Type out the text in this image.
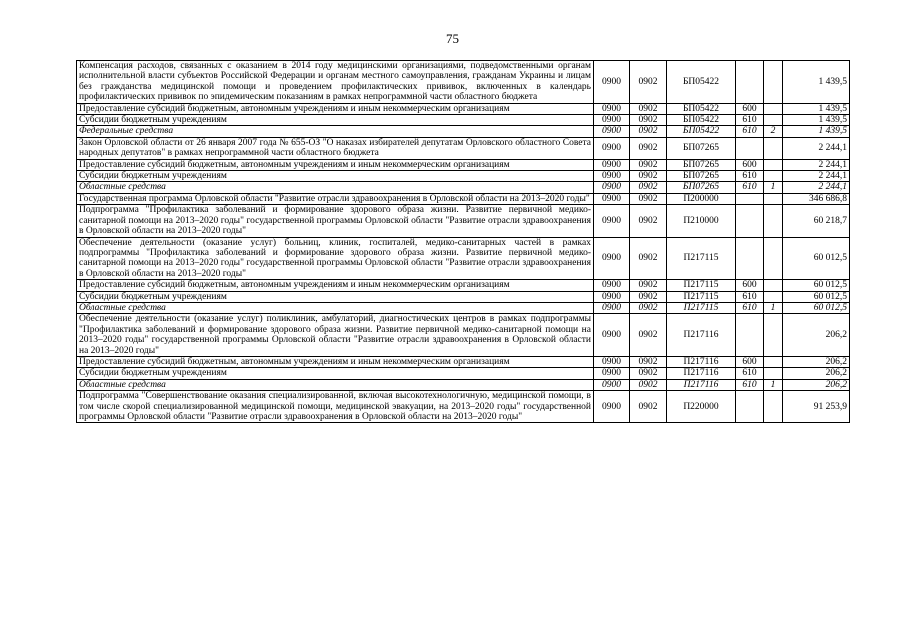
75
Компенсация расходов, связанных с оказанием в 2014 году медицинскими организациями, подведомственными органам исполнительной власти субъектов Российской Федерации и органам местного самоуправления, гражданам Украины и лицам без гражданства медицинской помощи и проведением профилактических прививок, включенных в календарь профилактических прививок по эпидемическим показаниям в рамках непрограммной части областного бюджета	0900	0902	БП05422			1 439,5
Предоставление субсидий бюджетным, автономным учреждениям и иным некоммерческим организациям	0900	0902	БП05422	600		1 439,5
Субсидии бюджетным учреждениям	0900	0902	БП05422	610		1 439,5
Федеральные средства	0900	0902	БП05422	610	2	1 439,5
Закон Орловской области от 26 января 2007 года № 655-ОЗ "О наказах избирателей депутатам Орловского областного Совета народных депутатов" в рамках непрограммной части областного бюджета	0900	0902	БП07265			2 244,1
Предоставление субсидий бюджетным, автономным учреждениям и иным некоммерческим организациям	0900	0902	БП07265	600		2 244,1
Субсидии бюджетным учреждениям	0900	0902	БП07265	610		2 244,1
Областные средства	0900	0902	БП07265	610	1	2 244,1
Государственная программа Орловской области "Развитие отрасли здравоохранения в Орловской области на 2013–2020 годы"	0900	0902	П200000			346 686,8
Подпрограмма "Профилактика заболеваний и формирование здорового образа жизни. Развитие первичной медико-санитарной помощи на 2013–2020 годы" государственной программы Орловской области "Развитие отрасли здравоохранения в Орловской области на 2013–2020 годы"	0900	0902	П210000			60 218,7
Обеспечение деятельности (оказание услуг) больниц, клиник, госпиталей, медико-санитарных частей в рамках подпрограммы "Профилактика заболеваний и формирование здорового образа жизни. Развитие первичной медико-санитарной помощи на 2013–2020 годы" государственной программы Орловской области "Развитие отрасли здравоохранения в Орловской области на 2013–2020 годы"	0900	0902	П217115			60 012,5
Предоставление субсидий бюджетным, автономным учреждениям и иным некоммерческим организациям	0900	0902	П217115	600		60 012,5
Субсидии бюджетным учреждениям	0900	0902	П217115	610		60 012,5
Областные средства	0900	0902	П217115	610	1	60 012,5
Обеспечение деятельности (оказание услуг) поликлиник, амбулаторий, диагностических центров в рамках подпрограммы "Профилактика заболеваний и формирование здорового образа жизни. Развитие первичной медико-санитарной помощи на 2013–2020 годы" государственной программы Орловской области "Развитие отрасли здравоохранения в Орловской области на 2013–2020 годы"	0900	0902	П217116			206,2
Предоставление субсидий бюджетным, автономным учреждениям и иным некоммерческим организациям	0900	0902	П217116	600		206,2
Субсидии бюджетным учреждениям	0900	0902	П217116	610		206,2
Областные средства	0900	0902	П217116	610	1	206,2
Подпрограмма "Совершенствование оказания специализированной, включая высокотехнологичную, медицинской помощи, в том числе скорой специализированной медицинской помощи, медицинской эвакуации, на 2013–2020 годы" государственной программы Орловской области "Развитие отрасли здравоохранения в Орловской области на 2013–2020 годы"	0900	0902	П220000			91 253,9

▬▬▬▬▬▬

### Task goal
Extract, from the material above, each line holding the word "первичной".

### Expected output
Подпрограмма "Профилактика заболеваний и формирование здорового образа жизни. Развитие первичной медико-санитарной помощи на 2013–2020 годы" государственной программы Орловской области "Развитие отрасли здравоохранения в Орловской области на 2013–2020 годы"	0900	0902	П210000			60 218,7
Обеспечение деятельности (оказание услуг) больниц, клиник, госпиталей, медико-санитарных частей в рамках подпрограммы "Профилактика заболеваний и формирование здорового образа жизни. Развитие первичной медико-санитарной помощи на 2013–2020 годы" государственной программы Орловской области "Развитие отрасли здравоохранения в Орловской области на 2013–2020 годы"	0900	0902	П217115			60 012,5
Обеспечение деятельности (оказание услуг) поликлиник, амбулаторий, диагностических центров в рамках подпрограммы "Профилактика заболеваний и формирование здорового образа жизни. Развитие первичной медико-санитарной помощи на 2013–2020 годы" государственной программы Орловской области "Развитие отрасли здравоохранения в Орловской области на 2013–2020 годы"	0900	0902	П217116			206,2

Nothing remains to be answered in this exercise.